----- The input -----

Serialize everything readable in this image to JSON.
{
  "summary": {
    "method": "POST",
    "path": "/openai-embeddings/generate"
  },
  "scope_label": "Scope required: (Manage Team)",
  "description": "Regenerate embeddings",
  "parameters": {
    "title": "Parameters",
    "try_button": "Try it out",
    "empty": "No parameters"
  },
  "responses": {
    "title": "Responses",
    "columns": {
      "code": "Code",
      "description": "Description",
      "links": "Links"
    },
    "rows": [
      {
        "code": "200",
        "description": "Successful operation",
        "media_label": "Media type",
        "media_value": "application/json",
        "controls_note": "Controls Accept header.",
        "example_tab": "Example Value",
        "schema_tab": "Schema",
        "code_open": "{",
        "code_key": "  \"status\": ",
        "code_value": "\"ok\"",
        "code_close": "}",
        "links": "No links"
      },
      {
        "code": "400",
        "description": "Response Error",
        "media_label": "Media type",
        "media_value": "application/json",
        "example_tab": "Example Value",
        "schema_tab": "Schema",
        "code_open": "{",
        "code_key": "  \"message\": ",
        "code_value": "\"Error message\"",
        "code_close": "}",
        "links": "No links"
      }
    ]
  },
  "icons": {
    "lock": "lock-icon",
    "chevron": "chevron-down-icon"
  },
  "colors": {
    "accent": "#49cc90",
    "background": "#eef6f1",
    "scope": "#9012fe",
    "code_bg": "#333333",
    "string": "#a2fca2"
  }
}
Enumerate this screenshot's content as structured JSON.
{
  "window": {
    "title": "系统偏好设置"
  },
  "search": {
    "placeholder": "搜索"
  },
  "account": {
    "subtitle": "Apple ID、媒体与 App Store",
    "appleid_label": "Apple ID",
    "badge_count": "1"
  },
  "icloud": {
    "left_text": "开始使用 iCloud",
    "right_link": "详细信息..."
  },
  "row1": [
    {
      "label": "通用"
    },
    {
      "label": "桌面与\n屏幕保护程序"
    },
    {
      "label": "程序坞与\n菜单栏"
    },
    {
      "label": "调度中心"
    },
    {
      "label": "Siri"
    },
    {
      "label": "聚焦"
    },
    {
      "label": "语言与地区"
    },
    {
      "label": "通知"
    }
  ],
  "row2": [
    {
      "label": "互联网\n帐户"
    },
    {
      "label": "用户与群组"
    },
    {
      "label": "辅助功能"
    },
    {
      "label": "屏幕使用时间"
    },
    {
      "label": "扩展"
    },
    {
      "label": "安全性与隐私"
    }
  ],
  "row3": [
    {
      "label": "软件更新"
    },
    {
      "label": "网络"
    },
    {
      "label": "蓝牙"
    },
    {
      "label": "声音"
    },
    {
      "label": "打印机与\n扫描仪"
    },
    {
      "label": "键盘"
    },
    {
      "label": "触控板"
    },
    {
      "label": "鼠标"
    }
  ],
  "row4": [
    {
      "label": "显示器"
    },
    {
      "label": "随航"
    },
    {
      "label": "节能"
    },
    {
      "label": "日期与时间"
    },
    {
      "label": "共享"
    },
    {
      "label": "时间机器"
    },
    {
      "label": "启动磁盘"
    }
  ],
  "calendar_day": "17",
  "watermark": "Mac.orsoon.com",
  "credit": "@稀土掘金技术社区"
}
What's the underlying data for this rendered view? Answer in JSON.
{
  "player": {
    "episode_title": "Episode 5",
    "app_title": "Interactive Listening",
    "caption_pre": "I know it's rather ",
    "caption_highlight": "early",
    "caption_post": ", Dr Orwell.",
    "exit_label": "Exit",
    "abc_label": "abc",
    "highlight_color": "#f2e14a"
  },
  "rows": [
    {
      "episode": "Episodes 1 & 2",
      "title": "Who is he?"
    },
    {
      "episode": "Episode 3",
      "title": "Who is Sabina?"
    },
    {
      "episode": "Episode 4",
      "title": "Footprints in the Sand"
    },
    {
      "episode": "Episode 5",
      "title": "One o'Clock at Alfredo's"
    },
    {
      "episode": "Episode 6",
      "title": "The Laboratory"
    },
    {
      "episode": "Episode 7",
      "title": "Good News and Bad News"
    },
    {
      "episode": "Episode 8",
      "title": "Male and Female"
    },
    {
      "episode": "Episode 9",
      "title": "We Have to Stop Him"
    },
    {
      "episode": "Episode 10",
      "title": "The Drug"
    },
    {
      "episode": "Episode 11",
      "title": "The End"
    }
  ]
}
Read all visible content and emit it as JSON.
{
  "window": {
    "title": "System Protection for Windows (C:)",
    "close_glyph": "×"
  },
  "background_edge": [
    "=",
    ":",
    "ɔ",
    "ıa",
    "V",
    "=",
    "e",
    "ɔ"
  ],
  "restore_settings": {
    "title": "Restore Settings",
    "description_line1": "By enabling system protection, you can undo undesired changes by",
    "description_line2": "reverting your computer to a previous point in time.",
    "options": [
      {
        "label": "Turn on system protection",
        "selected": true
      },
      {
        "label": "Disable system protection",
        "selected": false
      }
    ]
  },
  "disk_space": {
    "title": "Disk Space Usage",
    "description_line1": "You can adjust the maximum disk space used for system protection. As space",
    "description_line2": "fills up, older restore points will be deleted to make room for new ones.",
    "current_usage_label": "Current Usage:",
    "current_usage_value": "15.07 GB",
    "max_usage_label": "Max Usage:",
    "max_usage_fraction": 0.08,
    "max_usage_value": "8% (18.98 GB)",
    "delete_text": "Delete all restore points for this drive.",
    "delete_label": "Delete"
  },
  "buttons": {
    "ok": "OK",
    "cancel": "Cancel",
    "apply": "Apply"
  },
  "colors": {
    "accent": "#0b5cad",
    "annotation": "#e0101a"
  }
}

-----

Copy all the entries verbatim.

◆ **Answer to this problem**
Serialize everything readable in this image to JSON.
{
  "summary": {
    "method": "POST",
    "path": "/openai-embeddings/generate"
  },
  "scope_label": "Scope required: (Manage Team)",
  "description": "Regenerate embeddings",
  "parameters": {
    "title": "Parameters",
    "try_button": "Try it out",
    "empty": "No parameters"
  },
  "responses": {
    "title": "Responses",
    "columns": {
      "code": "Code",
      "description": "Description",
      "links": "Links"
    },
    "rows": [
      {
        "code": "200",
        "description": "Successful operation",
        "media_label": "Media type",
        "media_value": "application/json",
        "controls_note": "Controls Accept header.",
        "example_tab": "Example Value",
        "schema_tab": "Schema",
        "code_open": "{",
        "code_key": "  \"status\": ",
        "code_value": "\"ok\"",
        "code_close": "}",
        "links": "No links"
      },
      {
        "code": "400",
        "description": "Response Error",
        "media_label": "Media type",
        "media_value": "application/json",
        "example_tab": "Example Value",
        "schema_tab": "Schema",
        "code_open": "{",
        "code_key": "  \"message\": ",
        "code_value": "\"Error message\"",
        "code_close": "}",
        "links": "No links"
      }
    ]
  },
  "icons": {
    "lock": "lock-icon",
    "chevron": "chevron-down-icon"
  },
  "colors": {
    "accent": "#49cc90",
    "background": "#eef6f1",
    "scope": "#9012fe",
    "code_bg": "#333333",
    "string": "#a2fca2"
  }
}
Enumerate this screenshot's content as structured JSON.
{
  "window": {
    "title": "系统偏好设置"
  },
  "search": {
    "placeholder": "搜索"
  },
  "account": {
    "subtitle": "Apple ID、媒体与 App Store",
    "appleid_label": "Apple ID",
    "badge_count": "1"
  },
  "icloud": {
    "left_text": "开始使用 iCloud",
    "right_link": "详细信息..."
  },
  "row1": [
    {
      "label": "通用"
    },
    {
      "label": "桌面与\n屏幕保护程序"
    },
    {
      "label": "程序坞与\n菜单栏"
    },
    {
      "label": "调度中心"
    },
    {
      "label": "Siri"
    },
    {
      "label": "聚焦"
    },
    {
      "label": "语言与地区"
    },
    {
      "label": "通知"
    }
  ],
  "row2": [
    {
      "label": "互联网\n帐户"
    },
    {
      "label": "用户与群组"
    },
    {
      "label": "辅助功能"
    },
    {
      "label": "屏幕使用时间"
    },
    {
      "label": "扩展"
    },
    {
      "label": "安全性与隐私"
    }
  ],
  "row3": [
    {
      "label": "软件更新"
    },
    {
      "label": "网络"
    },
    {
      "label": "蓝牙"
    },
    {
      "label": "声音"
    },
    {
      "label": "打印机与\n扫描仪"
    },
    {
      "label": "键盘"
    },
    {
      "label": "触控板"
    },
    {
      "label": "鼠标"
    }
  ],
  "row4": [
    {
      "label": "显示器"
    },
    {
      "label": "随航"
    },
    {
      "label": "节能"
    },
    {
      "label": "日期与时间"
    },
    {
      "label": "共享"
    },
    {
      "label": "时间机器"
    },
    {
      "label": "启动磁盘"
    }
  ],
  "calendar_day": "17",
  "watermark": "Mac.orsoon.com",
  "credit": "@稀土掘金技术社区"
}
What's the underlying data for this rendered view? Answer in JSON.
{
  "player": {
    "episode_title": "Episode 5",
    "app_title": "Interactive Listening",
    "caption_pre": "I know it's rather ",
    "caption_highlight": "early",
    "caption_post": ", Dr Orwell.",
    "exit_label": "Exit",
    "abc_label": "abc",
    "highlight_color": "#f2e14a"
  },
  "rows": [
    {
      "episode": "Episodes 1 & 2",
      "title": "Who is he?"
    },
    {
      "episode": "Episode 3",
      "title": "Who is Sabina?"
    },
    {
      "episode": "Episode 4",
      "title": "Footprints in the Sand"
    },
    {
      "episode": "Episode 5",
      "title": "One o'Clock at Alfredo's"
    },
    {
      "episode": "Episode 6",
      "title": "The Laboratory"
    },
    {
      "episode": "Episode 7",
      "title": "Good News and Bad News"
    },
    {
      "episode": "Episode 8",
      "title": "Male and Female"
    },
    {
      "episode": "Episode 9",
      "title": "We Have to Stop Him"
    },
    {
      "episode": "Episode 10",
      "title": "The Drug"
    },
    {
      "episode": "Episode 11",
      "title": "The End"
    }
  ]
}
Read all visible content and emit it as JSON.
{
  "window": {
    "title": "System Protection for Windows (C:)",
    "close_glyph": "×"
  },
  "background_edge": [
    "=",
    ":",
    "ɔ",
    "ıa",
    "V",
    "=",
    "e",
    "ɔ"
  ],
  "restore_settings": {
    "title": "Restore Settings",
    "description_line1": "By enabling system protection, you can undo undesired changes by",
    "description_line2": "reverting your computer to a previous point in time.",
    "options": [
      {
        "label": "Turn on system protection",
        "selected": true
      },
      {
        "label": "Disable system protection",
        "selected": false
      }
    ]
  },
  "disk_space": {
    "title": "Disk Space Usage",
    "description_line1": "You can adjust the maximum disk space used for system protection. As space",
    "description_line2": "fills up, older restore points will be deleted to make room for new ones.",
    "current_usage_label": "Current Usage:",
    "current_usage_value": "15.07 GB",
    "max_usage_label": "Max Usage:",
    "max_usage_fraction": 0.08,
    "max_usage_value": "8% (18.98 GB)",
    "delete_text": "Delete all restore points for this drive.",
    "delete_label": "Delete"
  },
  "buttons": {
    "ok": "OK",
    "cancel": "Cancel",
    "apply": "Apply"
  },
  "colors": {
    "accent": "#0b5cad",
    "annotation": "#e0101a"
  }
}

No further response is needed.